§ **WHAT NEEDS TO BE DONE**: Retype the material below word for word, starting at the line containing "Localize all elements." and ending at the line containing "q3-option-c[interactable]: C. cooking", both lines included.

§ **PROVIDED DATA**:
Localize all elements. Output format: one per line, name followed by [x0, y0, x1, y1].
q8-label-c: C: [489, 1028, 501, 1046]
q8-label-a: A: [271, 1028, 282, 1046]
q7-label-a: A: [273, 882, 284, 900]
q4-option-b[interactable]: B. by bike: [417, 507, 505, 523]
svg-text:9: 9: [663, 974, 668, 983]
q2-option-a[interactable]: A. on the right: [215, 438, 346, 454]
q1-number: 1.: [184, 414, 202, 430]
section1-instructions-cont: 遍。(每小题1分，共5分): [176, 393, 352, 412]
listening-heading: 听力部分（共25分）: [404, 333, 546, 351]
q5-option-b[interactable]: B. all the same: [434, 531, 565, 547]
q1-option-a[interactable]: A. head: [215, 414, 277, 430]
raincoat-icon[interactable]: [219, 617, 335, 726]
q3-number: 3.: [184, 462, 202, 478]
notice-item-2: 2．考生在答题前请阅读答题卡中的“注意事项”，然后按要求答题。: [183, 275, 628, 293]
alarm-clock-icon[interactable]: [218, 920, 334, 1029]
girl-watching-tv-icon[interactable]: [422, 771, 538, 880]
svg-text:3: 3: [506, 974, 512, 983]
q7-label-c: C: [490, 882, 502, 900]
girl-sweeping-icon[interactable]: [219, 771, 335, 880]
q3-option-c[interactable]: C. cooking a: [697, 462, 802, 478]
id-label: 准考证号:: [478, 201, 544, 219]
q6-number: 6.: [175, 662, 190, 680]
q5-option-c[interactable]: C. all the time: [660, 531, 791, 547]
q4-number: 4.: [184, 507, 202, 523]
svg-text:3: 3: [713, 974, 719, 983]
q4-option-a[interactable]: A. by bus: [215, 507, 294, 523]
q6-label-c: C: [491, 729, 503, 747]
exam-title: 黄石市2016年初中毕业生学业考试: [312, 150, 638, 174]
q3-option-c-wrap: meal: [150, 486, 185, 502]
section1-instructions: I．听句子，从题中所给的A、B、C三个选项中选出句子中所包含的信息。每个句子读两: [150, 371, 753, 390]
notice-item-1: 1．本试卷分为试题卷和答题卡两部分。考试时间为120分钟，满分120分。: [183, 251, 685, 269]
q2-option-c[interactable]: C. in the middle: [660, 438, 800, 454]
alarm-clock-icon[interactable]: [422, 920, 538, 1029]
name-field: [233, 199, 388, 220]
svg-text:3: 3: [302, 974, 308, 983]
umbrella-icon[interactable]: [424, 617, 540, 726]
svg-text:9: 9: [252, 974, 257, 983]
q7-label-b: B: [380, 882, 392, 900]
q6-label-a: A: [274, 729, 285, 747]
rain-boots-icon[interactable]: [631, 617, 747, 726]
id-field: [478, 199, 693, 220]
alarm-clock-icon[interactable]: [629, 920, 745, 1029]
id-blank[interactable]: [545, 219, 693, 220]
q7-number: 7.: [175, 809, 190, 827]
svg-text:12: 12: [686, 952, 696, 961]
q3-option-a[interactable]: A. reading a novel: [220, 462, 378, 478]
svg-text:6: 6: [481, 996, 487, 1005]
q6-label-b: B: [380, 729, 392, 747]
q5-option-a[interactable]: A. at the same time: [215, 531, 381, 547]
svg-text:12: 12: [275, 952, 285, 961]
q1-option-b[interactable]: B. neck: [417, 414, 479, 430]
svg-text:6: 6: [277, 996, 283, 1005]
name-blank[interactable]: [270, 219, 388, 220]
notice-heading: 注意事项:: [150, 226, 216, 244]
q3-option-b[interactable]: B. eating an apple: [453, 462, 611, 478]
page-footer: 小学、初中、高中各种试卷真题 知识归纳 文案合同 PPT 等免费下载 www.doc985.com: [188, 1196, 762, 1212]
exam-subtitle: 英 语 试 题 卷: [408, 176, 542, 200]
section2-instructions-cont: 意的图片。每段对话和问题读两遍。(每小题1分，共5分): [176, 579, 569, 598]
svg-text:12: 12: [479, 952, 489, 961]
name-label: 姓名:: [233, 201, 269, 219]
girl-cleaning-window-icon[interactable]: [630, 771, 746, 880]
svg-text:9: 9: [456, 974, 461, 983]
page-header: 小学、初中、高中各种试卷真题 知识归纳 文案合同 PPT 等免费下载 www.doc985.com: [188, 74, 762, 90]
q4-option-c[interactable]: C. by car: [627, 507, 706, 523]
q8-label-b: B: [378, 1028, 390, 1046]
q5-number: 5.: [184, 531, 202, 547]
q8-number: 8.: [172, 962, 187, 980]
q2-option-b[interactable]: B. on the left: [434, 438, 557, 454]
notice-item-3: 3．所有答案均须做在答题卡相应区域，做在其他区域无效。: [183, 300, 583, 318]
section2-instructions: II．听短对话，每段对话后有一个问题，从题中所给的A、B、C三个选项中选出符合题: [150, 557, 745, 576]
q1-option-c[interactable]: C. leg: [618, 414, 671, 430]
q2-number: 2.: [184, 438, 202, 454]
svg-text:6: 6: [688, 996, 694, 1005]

* * *

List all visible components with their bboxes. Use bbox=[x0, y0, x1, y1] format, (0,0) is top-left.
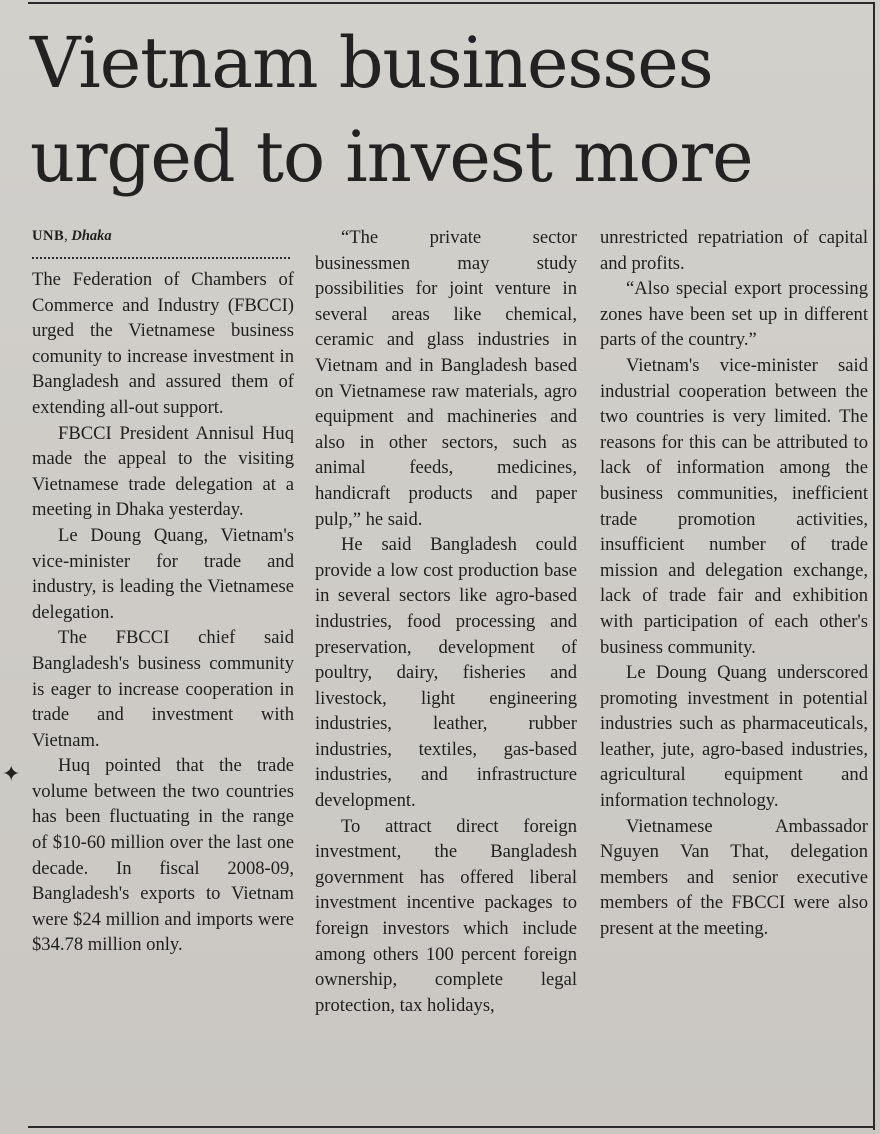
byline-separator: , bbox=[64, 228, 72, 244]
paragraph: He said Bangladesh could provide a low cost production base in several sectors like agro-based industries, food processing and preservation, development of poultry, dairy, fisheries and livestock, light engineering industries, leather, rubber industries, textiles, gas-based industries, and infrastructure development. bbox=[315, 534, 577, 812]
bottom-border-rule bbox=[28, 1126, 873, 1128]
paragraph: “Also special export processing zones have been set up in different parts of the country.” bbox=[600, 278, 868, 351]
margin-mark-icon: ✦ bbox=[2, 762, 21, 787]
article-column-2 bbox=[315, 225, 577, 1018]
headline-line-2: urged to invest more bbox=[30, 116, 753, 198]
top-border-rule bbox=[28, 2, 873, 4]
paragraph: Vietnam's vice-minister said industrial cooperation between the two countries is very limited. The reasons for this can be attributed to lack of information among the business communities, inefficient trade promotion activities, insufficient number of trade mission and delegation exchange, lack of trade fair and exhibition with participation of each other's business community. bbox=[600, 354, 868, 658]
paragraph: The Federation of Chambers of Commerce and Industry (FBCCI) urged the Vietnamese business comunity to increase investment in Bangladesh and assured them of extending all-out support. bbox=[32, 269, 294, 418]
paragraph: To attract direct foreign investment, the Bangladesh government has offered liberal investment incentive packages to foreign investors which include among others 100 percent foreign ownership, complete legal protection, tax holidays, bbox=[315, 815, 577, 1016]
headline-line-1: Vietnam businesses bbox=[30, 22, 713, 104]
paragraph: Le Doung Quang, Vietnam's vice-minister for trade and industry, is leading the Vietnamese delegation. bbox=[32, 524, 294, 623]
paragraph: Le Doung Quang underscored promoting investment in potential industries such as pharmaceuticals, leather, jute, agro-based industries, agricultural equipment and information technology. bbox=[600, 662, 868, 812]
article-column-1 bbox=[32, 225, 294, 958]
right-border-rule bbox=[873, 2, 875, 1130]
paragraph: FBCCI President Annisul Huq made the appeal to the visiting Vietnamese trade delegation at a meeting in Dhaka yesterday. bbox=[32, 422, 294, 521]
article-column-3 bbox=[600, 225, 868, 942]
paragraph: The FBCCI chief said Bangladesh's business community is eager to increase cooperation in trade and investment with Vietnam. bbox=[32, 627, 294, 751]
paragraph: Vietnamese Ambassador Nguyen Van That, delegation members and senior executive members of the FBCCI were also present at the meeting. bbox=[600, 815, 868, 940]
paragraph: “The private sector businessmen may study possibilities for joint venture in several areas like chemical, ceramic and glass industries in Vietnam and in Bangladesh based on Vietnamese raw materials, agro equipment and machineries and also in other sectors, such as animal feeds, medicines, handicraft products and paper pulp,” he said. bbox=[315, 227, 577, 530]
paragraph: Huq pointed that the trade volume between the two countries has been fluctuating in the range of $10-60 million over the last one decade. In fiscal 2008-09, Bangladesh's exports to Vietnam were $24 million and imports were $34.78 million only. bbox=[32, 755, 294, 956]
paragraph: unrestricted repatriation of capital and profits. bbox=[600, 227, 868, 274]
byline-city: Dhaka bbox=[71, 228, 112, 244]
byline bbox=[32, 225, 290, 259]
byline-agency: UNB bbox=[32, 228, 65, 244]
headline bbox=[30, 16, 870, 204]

§ **ANSWER TO THIS PROBLEM**:
Localize all elements. Output format: one per line, name followed by [x0, y0, x1, y1].
q8-label-c: C: [489, 1028, 501, 1046]
q8-label-a: A: [271, 1028, 282, 1046]
q7-label-a: A: [273, 882, 284, 900]
q4-option-b[interactable]: B. by bike: [417, 507, 505, 523]
svg-text:9: 9: [663, 974, 668, 983]
q2-option-a[interactable]: A. on the right: [215, 438, 346, 454]
q1-number: 1.: [184, 414, 202, 430]
section1-instructions-cont: 遍。(每小题1分，共5分): [176, 393, 352, 412]
listening-heading: 听力部分（共25分）: [404, 333, 546, 351]
q5-option-b[interactable]: B. all the same: [434, 531, 565, 547]
q1-option-a[interactable]: A. head: [215, 414, 277, 430]
raincoat-icon[interactable]: [219, 617, 335, 726]
q3-number: 3.: [184, 462, 202, 478]
notice-item-2: 2．考生在答题前请阅读答题卡中的“注意事项”，然后按要求答题。: [183, 275, 628, 293]
alarm-clock-icon[interactable]: [218, 920, 334, 1029]
girl-watching-tv-icon[interactable]: [422, 771, 538, 880]
svg-text:3: 3: [506, 974, 512, 983]
q7-label-c: C: [490, 882, 502, 900]
girl-sweeping-icon[interactable]: [219, 771, 335, 880]
q3-option-c[interactable]: C. cooking a: [697, 462, 802, 478]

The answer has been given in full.